- Request -
Transcribe all of the records word for word, but omit the pictures.

- Rows -
○ ○ ○

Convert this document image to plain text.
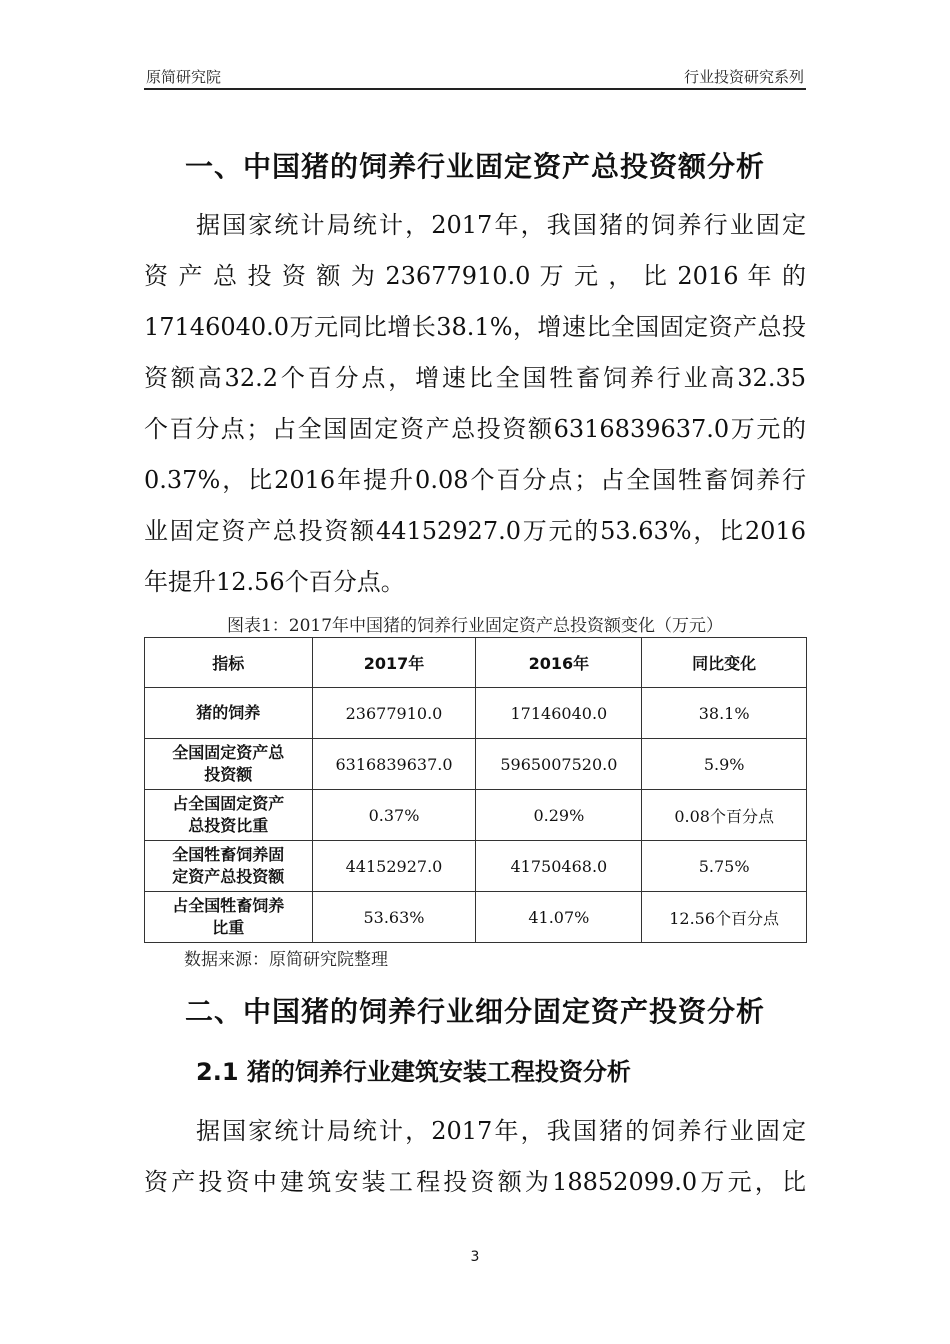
原简研究院	行业投资研究系列
一、中国猪的饲养行业固定资产总投资额分析
据国家统计局统计，2017年，我国猪的饲养行业固定
资 产 总 投 资 额 为 23677910.0 万 元 ， 比 2016 年 的
17146040.0万元同比增长38.1%，增速比全国固定资产总投
资额高32.2个百分点，增速比全国牲畜饲养行业高32.35
个百分点；占全国固定资产总投资额6316839637.0万元的
0.37%，比2016年提升0.08个百分点；占全国牲畜饲养行
业固定资产总投资额44152927.0万元的53.63%，比2016
年提升12.56个百分点。
图表1：2017年中国猪的饲养行业固定资产总投资额变化（万元）
指标	2017年	2016年	同比变化
猪的饲养	23677910.0	17146040.0	38.1%
全国固定资产总
投资额	6316839637.0	5965007520.0	5.9%
占全国固定资产
总投资比重	0.37%	0.29%	0.08个百分点
全国牲畜饲养固
定资产总投资额	44152927.0	41750468.0	5.75%
占全国牲畜饲养
比重	53.63%	41.07%	12.56个百分点
数据来源：原简研究院整理
二、中国猪的饲养行业细分固定资产投资分析
2.1 猪的饲养行业建筑安装工程投资分析
据国家统计局统计，2017年，我国猪的饲养行业固定
资产投资中建筑安装工程投资额为18852099.0万元，比
3
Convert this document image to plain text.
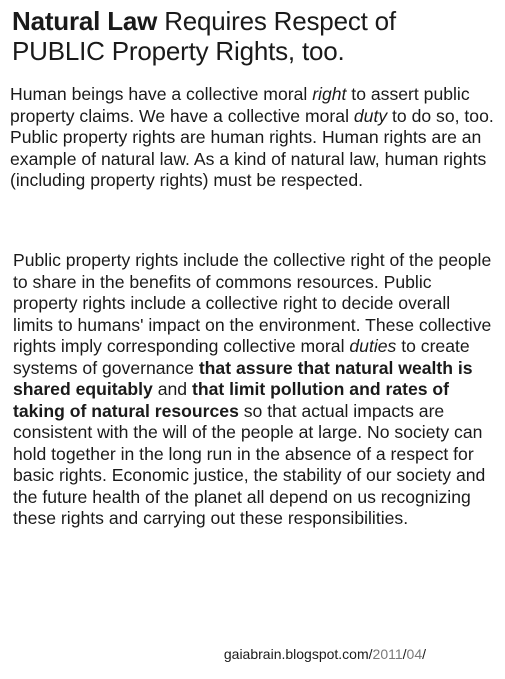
Natural Law Requires Respect of
PUBLIC Property Rights, too.
Human beings have a collective moral right to assert public property claims. We have a collective moral duty to do so, too. Public property rights are human rights. Human rights are an example of natural law. As a kind of natural law, human rights (including property rights) must be respected.
Public property rights include the collective right of the people to share in the benefits of commons resources. Public property rights include a collective right to decide overall limits to humans' impact on the environment. These collective rights imply corresponding collective moral duties to create systems of governance that assure that natural wealth is shared equitably and that limit pollution and rates of taking of natural resources so that actual impacts are consistent with the will of the people at large. No society can hold together in the long run in the absence of a respect for basic rights. Economic justice, the stability of our society and the future health of the planet all depend on us recognizing these rights and carrying out these responsibilities.
gaiabrain.blogspot.com/2011/04/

○ ○ ○

- Worked solution -
Convert this document image to plain text.
原简研究院	行业投资研究系列
一、中国猪的饲养行业固定资产总投资额分析
据国家统计局统计，2017年，我国猪的饲养行业固定
资 产 总 投 资 额 为 23677910.0 万 元 ， 比 2016 年 的
17146040.0万元同比增长38.1%，增速比全国固定资产总投
资额高32.2个百分点，增速比全国牲畜饲养行业高32.35
个百分点；占全国固定资产总投资额6316839637.0万元的
0.37%，比2016年提升0.08个百分点；占全国牲畜饲养行
业固定资产总投资额44152927.0万元的53.63%，比2016
年提升12.56个百分点。
图表1：2017年中国猪的饲养行业固定资产总投资额变化（万元）
指标	2017年	2016年	同比变化
猪的饲养	23677910.0	17146040.0	38.1%
全国固定资产总
投资额	6316839637.0	5965007520.0	5.9%
占全国固定资产
总投资比重	0.37%	0.29%	0.08个百分点
全国牲畜饲养固
定资产总投资额	44152927.0	41750468.0	5.75%
占全国牲畜饲养
比重	53.63%	41.07%	12.56个百分点
数据来源：原简研究院整理
二、中国猪的饲养行业细分固定资产投资分析
2.1 猪的饲养行业建筑安装工程投资分析
据国家统计局统计，2017年，我国猪的饲养行业固定
资产投资中建筑安装工程投资额为18852099.0万元，比
3
Convert this document image to plain text.
Natural Law Requires Respect of
PUBLIC Property Rights, too.
Human beings have a collective moral right to assert public property claims. We have a collective moral duty to do so, too. Public property rights are human rights. Human rights are an example of natural law. As a kind of natural law, human rights (including property rights) must be respected.
Public property rights include the collective right of the people to share in the benefits of commons resources. Public property rights include a collective right to decide overall limits to humans' impact on the environment. These collective rights imply corresponding collective moral duties to create systems of governance that assure that natural wealth is shared equitably and that limit pollution and rates of taking of natural resources so that actual impacts are consistent with the will of the people at large. No society can hold together in the long run in the absence of a respect for basic rights. Economic justice, the stability of our society and the future health of the planet all depend on us recognizing these rights and carrying out these responsibilities.
gaiabrain.blogspot.com/2011/04/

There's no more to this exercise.